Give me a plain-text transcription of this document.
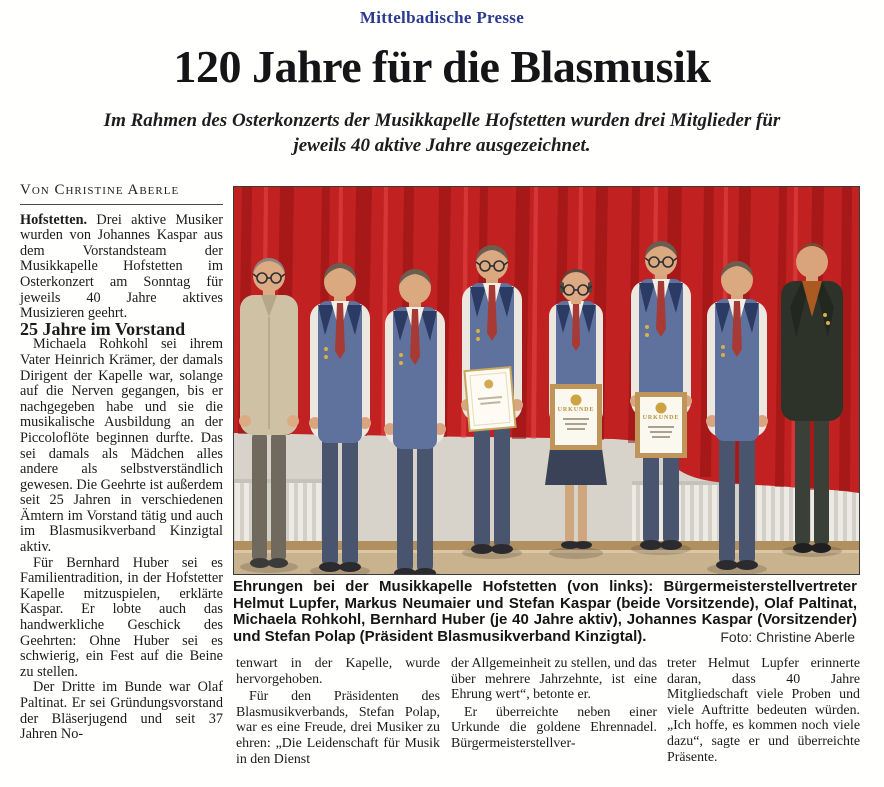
Mittelbadische Presse
120 Jahre für die Blasmusik
Im Rahmen des Osterkonzerts der Musikkapelle Hofstetten wurden drei Mitglieder für jeweils 40 aktive Jahre ausgezeichnet.
Von Christine Aberle

Hofstetten. Drei aktive Musiker wurden von Johannes Kaspar aus dem Vorstandsteam der Musikkapelle Hofstetten im Osterkonzert am Sonntag für jeweils 40 Jahre aktives Musizieren geehrt.

25 Jahre im Vorstand

Michaela Rohkohl sei ihrem Vater Heinrich Krämer, der damals Dirigent der Kapelle war, solange auf die Nerven gegangen, bis er nachgegeben habe und sie die musikalische Ausbildung an der Piccoloflöte beginnen durfte. Das sei damals als Mädchen alles andere als selbstverständlich gewesen. Die Geehrte ist außerdem seit 25 Jahren in verschiedenen Ämtern im Vorstand tätig und auch im Blasmusikverband Kinzigtal aktiv.

Für Bernhard Huber sei es Familientradition, in der Hofstetter Kapelle mitzuspielen, erklärte Kaspar. Er lobte auch das handwerkliche Geschick des Geehrten: Ohne Huber sei es schwierig, ein Fest auf die Beine zu stellen.

Der Dritte im Bunde war Olaf Paltinat. Er sei Gründungsvorstand der Bläserjugend und seit 37 Jahren No-

URKUNDE
URKUNDE
Ehrungen bei der Musikkapelle Hofstetten (von links): Bürgermeisterstellvertreter Helmut Lupfer, Markus Neumaier und Stefan Kaspar (beide Vorsitzende), Olaf Paltinat, Michaela Rohkohl, Bernhard Huber (je 40 Jahre aktiv), Johannes Kaspar (Vorsitzender) und Stefan Polap (Präsident Blasmusikverband Kinzigtal).	Foto: Christine Aberle

tenwart in der Kapelle, wurde hervorgehoben.

Für den Präsidenten des Blasmusikverbands, Stefan Polap, war es eine Freude, drei Musiker zu ehren: „Die Leidenschaft für Musik in den Dienst

der Allgemeinheit zu stellen, und das über mehrere Jahrzehnte, ist eine Ehrung wert“, betonte er.

Er überreichte neben einer Urkunde die goldene Ehrennadel. Bürgermeisterstellver-

treter Helmut Lupfer erinnerte daran, dass 40 Jahre Mitgliedschaft viele Proben und viele Auftritte bedeuten würden. „Ich hoffe, es kommen noch viele dazu“, sagte er und überreichte Präsente.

------------

**What is expected:** Every record is to be reproduced exactly, with no pictures included.

**Full solution:**
Give me a plain-text transcription of this document.
Mittelbadische Presse
120 Jahre für die Blasmusik
Im Rahmen des Osterkonzerts der Musikkapelle Hofstetten wurden drei Mitglieder für jeweils 40 aktive Jahre ausgezeichnet.
Von Christine Aberle

Hofstetten. Drei aktive Musiker wurden von Johannes Kaspar aus dem Vorstandsteam der Musikkapelle Hofstetten im Osterkonzert am Sonntag für jeweils 40 Jahre aktives Musizieren geehrt.

25 Jahre im Vorstand

Michaela Rohkohl sei ihrem Vater Heinrich Krämer, der damals Dirigent der Kapelle war, solange auf die Nerven gegangen, bis er nachgegeben habe und sie die musikalische Ausbildung an der Piccoloflöte beginnen durfte. Das sei damals als Mädchen alles andere als selbstverständlich gewesen. Die Geehrte ist außerdem seit 25 Jahren in verschiedenen Ämtern im Vorstand tätig und auch im Blasmusikverband Kinzigtal aktiv.

Für Bernhard Huber sei es Familientradition, in der Hofstetter Kapelle mitzuspielen, erklärte Kaspar. Er lobte auch das handwerkliche Geschick des Geehrten: Ohne Huber sei es schwierig, ein Fest auf die Beine zu stellen.

Der Dritte im Bunde war Olaf Paltinat. Er sei Gründungsvorstand der Bläserjugend und seit 37 Jahren No-

URKUNDE
URKUNDE
Ehrungen bei der Musikkapelle Hofstetten (von links): Bürgermeisterstellvertreter Helmut Lupfer, Markus Neumaier und Stefan Kaspar (beide Vorsitzende), Olaf Paltinat, Michaela Rohkohl, Bernhard Huber (je 40 Jahre aktiv), Johannes Kaspar (Vorsitzender) und Stefan Polap (Präsident Blasmusikverband Kinzigtal).	Foto: Christine Aberle

tenwart in der Kapelle, wurde hervorgehoben.

Für den Präsidenten des Blasmusikverbands, Stefan Polap, war es eine Freude, drei Musiker zu ehren: „Die Leidenschaft für Musik in den Dienst

der Allgemeinheit zu stellen, und das über mehrere Jahrzehnte, ist eine Ehrung wert“, betonte er.

Er überreichte neben einer Urkunde die goldene Ehrennadel. Bürgermeisterstellver-

treter Helmut Lupfer erinnerte daran, dass 40 Jahre Mitgliedschaft viele Proben und viele Auftritte bedeuten würden. „Ich hoffe, es kommen noch viele dazu“, sagte er und überreichte Präsente.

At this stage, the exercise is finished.